■ Check your understanding ■
1. In the article on the Zika virus, what does the WHO say Wolbachia bacteria do to the eggs of infected female mosquitoes?
2. Quote the Zika virus article word for word, starting at "The World Health" and ending at "with wild females.".
3. Pick up the article on responses to the Zika virus after its final sentence and carry it forward.

As researchers continue to probe the link between the Zika virus and microcephaly, a condition causing babies in Latin America to be born with damaged brains and abnormally small heads, a debate is raging in Brazil and beyond over potential causes of—and responses to—the health crisis.
The World Health Organization (WHO) is backing trials of genetically modified (GM) mosquitoes that could be used in the fight against the Zika virus, while also floating the idea of releasing male mosquitoes that have been sterilized by low doses of radiation to mate with wild females.
According to the BBC on Tuesday, the WHO also said "large-scale trials" would be carried out on the use of Wolbachia bacteria, which do not infect humans but prevent the eggs of infected female mosquitoes from hatching.
As Suffolk University sociology professor Susan Sered wrote last week, "[r]esponses to news of the Zika virus are, for the most part, well-intended, yet raise additional concerns." Indeed, GM mosquitoes have been dismissed by environmentalists as "a science experiment run amok."
Meanwhile, responding to a controversial claim that the chemical pyriproxyfen, which is used to control the Aedes aegypti mosquito, could be associated with the surge in babies born with microcephaly, Brazil's southernmost state halted the use of the larvicide.

■ Recorded information ■
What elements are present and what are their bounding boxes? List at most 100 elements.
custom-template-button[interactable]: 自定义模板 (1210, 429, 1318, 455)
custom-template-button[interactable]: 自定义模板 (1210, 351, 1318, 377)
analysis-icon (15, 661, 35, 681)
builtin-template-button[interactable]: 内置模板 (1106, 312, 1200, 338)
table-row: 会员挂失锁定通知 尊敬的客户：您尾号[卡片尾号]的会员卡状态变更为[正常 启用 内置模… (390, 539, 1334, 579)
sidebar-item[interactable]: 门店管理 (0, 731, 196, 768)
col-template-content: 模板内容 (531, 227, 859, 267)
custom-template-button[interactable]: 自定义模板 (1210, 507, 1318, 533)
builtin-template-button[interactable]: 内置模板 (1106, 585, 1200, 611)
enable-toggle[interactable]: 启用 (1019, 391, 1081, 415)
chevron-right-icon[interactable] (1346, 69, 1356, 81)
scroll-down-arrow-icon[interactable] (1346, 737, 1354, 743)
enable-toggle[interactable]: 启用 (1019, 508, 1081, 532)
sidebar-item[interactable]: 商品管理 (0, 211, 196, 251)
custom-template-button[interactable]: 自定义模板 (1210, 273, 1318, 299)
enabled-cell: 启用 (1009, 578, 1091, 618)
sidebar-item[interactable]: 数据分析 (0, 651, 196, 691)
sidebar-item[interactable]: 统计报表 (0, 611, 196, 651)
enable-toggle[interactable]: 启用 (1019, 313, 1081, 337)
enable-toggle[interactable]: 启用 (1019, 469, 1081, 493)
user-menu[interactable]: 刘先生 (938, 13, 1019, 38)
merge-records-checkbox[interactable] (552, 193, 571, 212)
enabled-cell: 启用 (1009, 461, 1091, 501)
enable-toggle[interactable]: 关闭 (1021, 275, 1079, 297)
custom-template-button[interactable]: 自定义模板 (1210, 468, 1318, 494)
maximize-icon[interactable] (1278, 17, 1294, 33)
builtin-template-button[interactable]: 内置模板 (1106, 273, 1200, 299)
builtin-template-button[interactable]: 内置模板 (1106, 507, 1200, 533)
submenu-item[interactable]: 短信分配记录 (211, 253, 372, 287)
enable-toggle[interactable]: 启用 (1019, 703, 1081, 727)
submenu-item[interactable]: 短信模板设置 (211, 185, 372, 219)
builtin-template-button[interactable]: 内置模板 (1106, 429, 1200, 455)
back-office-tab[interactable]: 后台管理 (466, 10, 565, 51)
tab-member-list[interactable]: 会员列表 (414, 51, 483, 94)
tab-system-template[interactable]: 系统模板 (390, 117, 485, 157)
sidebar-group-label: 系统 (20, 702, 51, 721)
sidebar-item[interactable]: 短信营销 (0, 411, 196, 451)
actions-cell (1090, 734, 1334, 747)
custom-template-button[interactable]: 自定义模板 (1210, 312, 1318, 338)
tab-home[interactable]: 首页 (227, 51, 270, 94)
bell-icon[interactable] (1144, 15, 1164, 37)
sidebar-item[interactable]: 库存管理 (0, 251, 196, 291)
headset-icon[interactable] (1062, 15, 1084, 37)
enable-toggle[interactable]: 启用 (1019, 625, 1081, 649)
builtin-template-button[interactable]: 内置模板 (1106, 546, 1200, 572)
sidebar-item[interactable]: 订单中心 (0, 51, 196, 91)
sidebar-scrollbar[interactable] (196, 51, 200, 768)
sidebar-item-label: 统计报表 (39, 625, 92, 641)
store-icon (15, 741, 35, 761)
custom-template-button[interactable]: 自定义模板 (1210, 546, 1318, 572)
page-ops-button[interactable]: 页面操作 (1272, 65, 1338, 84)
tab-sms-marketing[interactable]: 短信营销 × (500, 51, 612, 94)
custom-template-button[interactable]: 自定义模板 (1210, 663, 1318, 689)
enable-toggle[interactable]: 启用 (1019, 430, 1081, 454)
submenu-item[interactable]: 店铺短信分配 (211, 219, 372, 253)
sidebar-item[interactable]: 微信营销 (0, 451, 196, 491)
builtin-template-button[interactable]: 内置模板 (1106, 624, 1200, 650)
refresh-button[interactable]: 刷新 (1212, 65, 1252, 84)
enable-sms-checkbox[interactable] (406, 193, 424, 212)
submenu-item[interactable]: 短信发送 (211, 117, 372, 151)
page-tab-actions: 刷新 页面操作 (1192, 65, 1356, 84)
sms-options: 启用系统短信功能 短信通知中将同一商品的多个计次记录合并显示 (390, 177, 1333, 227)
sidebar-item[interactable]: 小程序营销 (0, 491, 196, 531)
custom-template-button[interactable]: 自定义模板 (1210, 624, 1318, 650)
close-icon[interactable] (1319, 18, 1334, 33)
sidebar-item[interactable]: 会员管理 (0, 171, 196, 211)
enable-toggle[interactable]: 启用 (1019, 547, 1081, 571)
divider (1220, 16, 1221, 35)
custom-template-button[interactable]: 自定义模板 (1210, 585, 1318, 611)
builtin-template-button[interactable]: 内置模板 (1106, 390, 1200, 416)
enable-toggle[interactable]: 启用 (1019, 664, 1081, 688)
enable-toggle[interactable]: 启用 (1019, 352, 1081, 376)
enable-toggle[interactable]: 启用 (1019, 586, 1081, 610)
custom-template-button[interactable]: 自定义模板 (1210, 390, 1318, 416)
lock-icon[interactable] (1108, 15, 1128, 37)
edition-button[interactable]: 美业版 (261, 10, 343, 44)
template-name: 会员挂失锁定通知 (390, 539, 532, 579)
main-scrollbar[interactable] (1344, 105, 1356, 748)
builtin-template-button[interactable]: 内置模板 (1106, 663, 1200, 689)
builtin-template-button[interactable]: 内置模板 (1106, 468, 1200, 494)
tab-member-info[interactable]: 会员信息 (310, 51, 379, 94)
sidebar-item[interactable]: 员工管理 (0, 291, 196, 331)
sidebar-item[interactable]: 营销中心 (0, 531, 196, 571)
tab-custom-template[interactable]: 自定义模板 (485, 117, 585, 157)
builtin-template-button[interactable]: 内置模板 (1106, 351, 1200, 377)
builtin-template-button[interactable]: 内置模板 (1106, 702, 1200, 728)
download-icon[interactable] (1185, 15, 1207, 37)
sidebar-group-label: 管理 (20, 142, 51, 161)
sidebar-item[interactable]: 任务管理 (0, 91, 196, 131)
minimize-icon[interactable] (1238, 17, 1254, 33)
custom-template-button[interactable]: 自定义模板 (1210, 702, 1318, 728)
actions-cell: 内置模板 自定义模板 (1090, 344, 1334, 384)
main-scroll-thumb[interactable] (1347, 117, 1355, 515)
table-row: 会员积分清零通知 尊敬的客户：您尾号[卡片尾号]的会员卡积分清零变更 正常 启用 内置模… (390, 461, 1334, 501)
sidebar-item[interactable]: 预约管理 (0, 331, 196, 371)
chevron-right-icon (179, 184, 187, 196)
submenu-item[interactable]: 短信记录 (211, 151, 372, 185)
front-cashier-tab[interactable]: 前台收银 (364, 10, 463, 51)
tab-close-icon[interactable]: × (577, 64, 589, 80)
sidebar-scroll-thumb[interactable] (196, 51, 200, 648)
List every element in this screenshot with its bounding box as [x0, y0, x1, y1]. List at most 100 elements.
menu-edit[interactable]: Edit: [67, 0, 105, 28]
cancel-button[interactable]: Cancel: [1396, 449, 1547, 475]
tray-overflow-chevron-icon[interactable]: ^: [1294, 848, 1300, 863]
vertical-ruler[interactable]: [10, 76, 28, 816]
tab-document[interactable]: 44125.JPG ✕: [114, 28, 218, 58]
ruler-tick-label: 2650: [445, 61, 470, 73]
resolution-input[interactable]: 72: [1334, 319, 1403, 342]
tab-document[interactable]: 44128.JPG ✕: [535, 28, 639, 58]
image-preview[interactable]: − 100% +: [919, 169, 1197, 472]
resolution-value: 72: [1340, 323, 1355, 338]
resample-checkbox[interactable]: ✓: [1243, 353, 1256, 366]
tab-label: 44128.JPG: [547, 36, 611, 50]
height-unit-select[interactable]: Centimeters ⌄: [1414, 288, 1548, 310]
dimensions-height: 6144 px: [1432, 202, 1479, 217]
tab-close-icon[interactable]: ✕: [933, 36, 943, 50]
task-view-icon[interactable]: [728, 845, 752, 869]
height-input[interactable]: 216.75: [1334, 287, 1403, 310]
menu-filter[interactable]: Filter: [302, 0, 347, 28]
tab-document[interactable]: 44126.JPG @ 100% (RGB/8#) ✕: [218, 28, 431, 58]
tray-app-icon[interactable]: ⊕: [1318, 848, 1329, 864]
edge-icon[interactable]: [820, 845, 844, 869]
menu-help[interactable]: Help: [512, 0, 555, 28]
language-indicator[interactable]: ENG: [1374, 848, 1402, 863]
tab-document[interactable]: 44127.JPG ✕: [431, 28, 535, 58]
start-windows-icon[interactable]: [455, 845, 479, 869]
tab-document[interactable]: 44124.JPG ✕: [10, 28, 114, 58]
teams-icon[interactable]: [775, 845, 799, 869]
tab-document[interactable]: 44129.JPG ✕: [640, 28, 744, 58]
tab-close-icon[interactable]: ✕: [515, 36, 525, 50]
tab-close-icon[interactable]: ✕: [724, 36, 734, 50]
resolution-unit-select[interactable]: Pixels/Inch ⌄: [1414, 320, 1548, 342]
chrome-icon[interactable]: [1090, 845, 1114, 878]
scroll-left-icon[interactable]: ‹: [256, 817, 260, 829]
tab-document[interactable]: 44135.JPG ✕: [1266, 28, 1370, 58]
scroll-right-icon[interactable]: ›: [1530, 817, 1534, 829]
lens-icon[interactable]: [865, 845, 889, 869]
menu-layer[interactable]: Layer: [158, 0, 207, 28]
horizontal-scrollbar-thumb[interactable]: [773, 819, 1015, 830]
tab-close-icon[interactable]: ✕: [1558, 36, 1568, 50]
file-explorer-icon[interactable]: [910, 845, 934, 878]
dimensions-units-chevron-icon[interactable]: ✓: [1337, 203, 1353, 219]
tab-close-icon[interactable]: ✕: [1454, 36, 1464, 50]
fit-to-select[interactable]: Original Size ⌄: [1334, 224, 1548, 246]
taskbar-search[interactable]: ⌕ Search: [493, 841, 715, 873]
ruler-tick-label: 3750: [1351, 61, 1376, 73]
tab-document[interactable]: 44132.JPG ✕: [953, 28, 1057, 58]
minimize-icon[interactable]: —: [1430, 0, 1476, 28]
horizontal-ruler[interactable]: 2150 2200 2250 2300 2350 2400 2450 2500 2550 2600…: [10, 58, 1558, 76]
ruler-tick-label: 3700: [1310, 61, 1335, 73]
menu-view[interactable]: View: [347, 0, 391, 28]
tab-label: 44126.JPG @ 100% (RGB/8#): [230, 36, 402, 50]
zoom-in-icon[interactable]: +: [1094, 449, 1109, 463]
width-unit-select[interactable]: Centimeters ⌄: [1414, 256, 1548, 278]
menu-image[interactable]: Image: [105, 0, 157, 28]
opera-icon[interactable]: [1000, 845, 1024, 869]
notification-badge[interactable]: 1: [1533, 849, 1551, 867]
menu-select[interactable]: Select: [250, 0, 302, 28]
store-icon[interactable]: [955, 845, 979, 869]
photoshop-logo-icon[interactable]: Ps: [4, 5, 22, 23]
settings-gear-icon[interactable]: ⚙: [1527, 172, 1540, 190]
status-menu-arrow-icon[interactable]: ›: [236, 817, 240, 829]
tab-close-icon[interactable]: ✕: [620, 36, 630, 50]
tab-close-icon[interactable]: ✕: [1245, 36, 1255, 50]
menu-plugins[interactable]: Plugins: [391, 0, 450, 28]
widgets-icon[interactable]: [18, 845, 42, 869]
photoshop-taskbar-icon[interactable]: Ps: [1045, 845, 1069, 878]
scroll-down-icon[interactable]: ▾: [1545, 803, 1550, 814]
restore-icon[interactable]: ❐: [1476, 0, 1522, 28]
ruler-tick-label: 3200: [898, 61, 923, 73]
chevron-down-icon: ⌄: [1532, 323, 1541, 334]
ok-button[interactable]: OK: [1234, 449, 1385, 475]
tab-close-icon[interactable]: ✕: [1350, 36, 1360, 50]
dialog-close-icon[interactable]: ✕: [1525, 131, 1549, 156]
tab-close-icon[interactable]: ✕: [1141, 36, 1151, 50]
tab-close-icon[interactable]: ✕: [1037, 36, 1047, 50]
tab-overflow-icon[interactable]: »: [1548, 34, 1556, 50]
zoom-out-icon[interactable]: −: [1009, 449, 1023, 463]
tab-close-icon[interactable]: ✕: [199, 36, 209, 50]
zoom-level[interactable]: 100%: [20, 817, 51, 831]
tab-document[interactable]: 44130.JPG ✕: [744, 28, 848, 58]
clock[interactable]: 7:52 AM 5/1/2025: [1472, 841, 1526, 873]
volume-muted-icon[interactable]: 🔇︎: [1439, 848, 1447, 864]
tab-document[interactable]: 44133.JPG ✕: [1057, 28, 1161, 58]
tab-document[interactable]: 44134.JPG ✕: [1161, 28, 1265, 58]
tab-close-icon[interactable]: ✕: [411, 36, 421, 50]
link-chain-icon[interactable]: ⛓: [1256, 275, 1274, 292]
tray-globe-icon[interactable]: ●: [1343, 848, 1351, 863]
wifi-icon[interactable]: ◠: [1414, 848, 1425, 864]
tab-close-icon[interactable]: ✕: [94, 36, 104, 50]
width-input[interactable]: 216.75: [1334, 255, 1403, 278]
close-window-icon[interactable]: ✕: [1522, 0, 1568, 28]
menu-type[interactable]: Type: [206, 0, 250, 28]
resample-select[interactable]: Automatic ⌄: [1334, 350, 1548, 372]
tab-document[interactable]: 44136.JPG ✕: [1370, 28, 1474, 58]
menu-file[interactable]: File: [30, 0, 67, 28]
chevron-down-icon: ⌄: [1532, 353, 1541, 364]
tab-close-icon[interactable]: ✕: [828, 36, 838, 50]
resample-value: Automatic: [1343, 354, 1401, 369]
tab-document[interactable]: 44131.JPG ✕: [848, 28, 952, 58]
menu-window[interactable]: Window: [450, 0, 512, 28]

■ Task responses ■
1. They prevent those eggs from hatching.

2.
The World Health Organization (WHO) is backing trials of genetically modified (GM) mosquitoes that could be used in the fight against the Zika virus, while also floating the idea of releasing male mosquitoes that have been sterilized by low doses of radiation to mate with wild females.

3.
...came just days after the Argentine group Red Universitária de Ambiente y Salud (University Network of Environment and Health), released a report that links the pesticide to the huge increase in Brazil in recent months of suspected cases of microcephaly, in which infants are born with shrunken heads and underdeveloped brains.
Medardo Ávila Vazquez, a pediatrician and neonatal development specialist at the Universidad de Córdoba who belongs to the group, acknowledged that the group hasn’t done any lab studies or epidemiological research to support its assertions, but it argues that using larvicides may cause human deformities.
What's more, Vazquez argued in an interview with the Argentinian news channel Cba24n, chemical use masks a bigger problem: "Mosquito breeding is supported by environmental degradation, which is much more intense in poor and marginalized populations in Brazil, Argentina, and throughout Latin America. Climate change, floods, widespread pesticide that killed biodiversity use, allowed the proliferation of mosquitoes by generating ecological niches in which they advanced."